To do: Images are excluded; otherwise, output every record exactly.

Records provided:

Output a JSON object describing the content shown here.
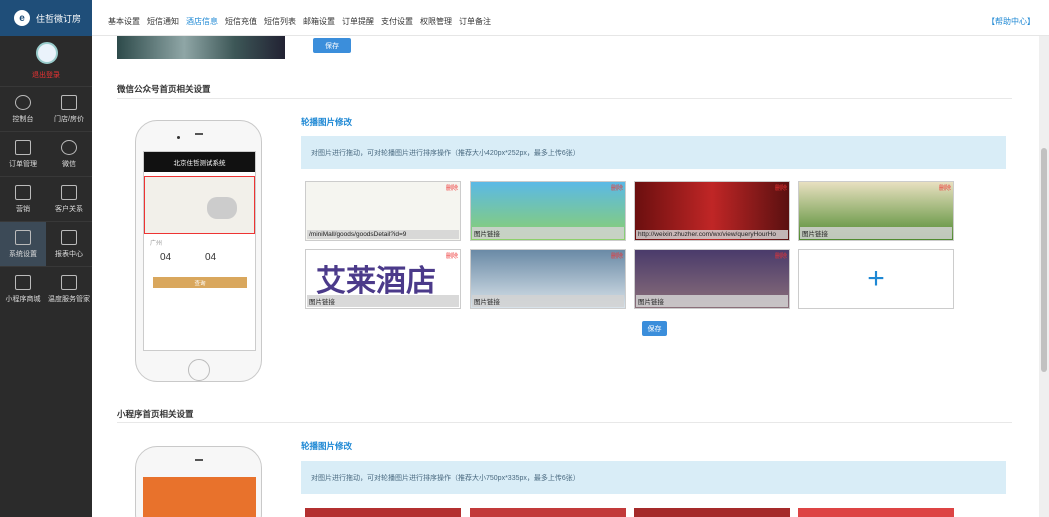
{
  "sidebar": {
    "brand": "住哲微订房",
    "logout": "退出登录",
    "items": [
      {
        "label": "控制台",
        "icon": "sun-icon"
      },
      {
        "label": "门店/房价",
        "icon": "building-icon"
      },
      {
        "label": "订单管理",
        "icon": "document-icon"
      },
      {
        "label": "微信",
        "icon": "wechat-icon"
      },
      {
        "label": "营销",
        "icon": "ticket-icon"
      },
      {
        "label": "客户关系",
        "icon": "handshake-icon"
      },
      {
        "label": "系统设置",
        "icon": "sliders-icon"
      },
      {
        "label": "报表中心",
        "icon": "chart-icon"
      },
      {
        "label": "小程序商城",
        "icon": "document-icon"
      },
      {
        "label": "温度服务管家",
        "icon": "handshake-icon"
      }
    ]
  },
  "nav": {
    "items": [
      "基本设置",
      "短信通知",
      "酒店信息",
      "短信充值",
      "短信列表",
      "邮箱设置",
      "订单提醒",
      "支付设置",
      "权限管理",
      "订单备注"
    ],
    "active": "酒店信息",
    "help": "【帮助中心】"
  },
  "save_label": "保存",
  "wechat": {
    "title": "微信公众号首页相关设置",
    "carousel_link": "轮播图片修改",
    "note": "对图片进行拖动，可对轮播图片进行排序操作（推荐大小420px*252px，最多上传6张）",
    "phone_header": "北京住哲测试系统",
    "phone_date_a": "04",
    "phone_date_b": "04",
    "phone_place": "广州",
    "phone_search": "查询",
    "tiles": [
      {
        "label": "/miniMall/goods/goodsDetail?id=9",
        "bg": "#f5f5f0"
      },
      {
        "label": "图片链接",
        "bg": "#5bb9e6"
      },
      {
        "label": "http://weixin.zhuzher.com/wx/view/queryHourHo",
        "bg": "#b32020"
      },
      {
        "label": "图片链接",
        "bg": "#6da444"
      },
      {
        "label": "图片链接",
        "bg": "#ffffff",
        "text": "艾莱酒店"
      },
      {
        "label": "图片链接",
        "bg": "#9fb8cc"
      },
      {
        "label": "图片链接",
        "bg": "#4a3b6b"
      }
    ],
    "delete_label": "删除"
  },
  "mini": {
    "title": "小程序首页相关设置",
    "carousel_link": "轮播图片修改",
    "note": "对图片进行拖动，可对轮播图片进行排序操作（推荐大小750px*335px，最多上传6张）"
  }
}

Expected output:
Output a JSON object describing the content shown here.
{
  "sidebar": {
    "brand": "住哲微订房",
    "logout": "退出登录",
    "items": [
      {
        "label": "控制台",
        "icon": "sun-icon"
      },
      {
        "label": "门店/房价",
        "icon": "building-icon"
      },
      {
        "label": "订单管理",
        "icon": "document-icon"
      },
      {
        "label": "微信",
        "icon": "wechat-icon"
      },
      {
        "label": "营销",
        "icon": "ticket-icon"
      },
      {
        "label": "客户关系",
        "icon": "handshake-icon"
      },
      {
        "label": "系统设置",
        "icon": "sliders-icon"
      },
      {
        "label": "报表中心",
        "icon": "chart-icon"
      },
      {
        "label": "小程序商城",
        "icon": "document-icon"
      },
      {
        "label": "温度服务管家",
        "icon": "handshake-icon"
      }
    ]
  },
  "nav": {
    "items": [
      "基本设置",
      "短信通知",
      "酒店信息",
      "短信充值",
      "短信列表",
      "邮箱设置",
      "订单提醒",
      "支付设置",
      "权限管理",
      "订单备注"
    ],
    "active": "酒店信息",
    "help": "【帮助中心】"
  },
  "save_label": "保存",
  "wechat": {
    "title": "微信公众号首页相关设置",
    "carousel_link": "轮播图片修改",
    "note": "对图片进行拖动，可对轮播图片进行排序操作（推荐大小420px*252px，最多上传6张）",
    "phone_header": "北京住哲测试系统",
    "phone_date_a": "04",
    "phone_date_b": "04",
    "phone_place": "广州",
    "phone_search": "查询",
    "tiles": [
      {
        "label": "/miniMall/goods/goodsDetail?id=9",
        "bg": "#f5f5f0"
      },
      {
        "label": "图片链接",
        "bg": "#5bb9e6"
      },
      {
        "label": "http://weixin.zhuzher.com/wx/view/queryHourHo",
        "bg": "#b32020"
      },
      {
        "label": "图片链接",
        "bg": "#6da444"
      },
      {
        "label": "图片链接",
        "bg": "#ffffff",
        "text": "艾莱酒店"
      },
      {
        "label": "图片链接",
        "bg": "#9fb8cc"
      },
      {
        "label": "图片链接",
        "bg": "#4a3b6b"
      }
    ],
    "delete_label": "删除"
  },
  "mini": {
    "title": "小程序首页相关设置",
    "carousel_link": "轮播图片修改",
    "note": "对图片进行拖动，可对轮播图片进行排序操作（推荐大小750px*335px，最多上传6张）"
  }
}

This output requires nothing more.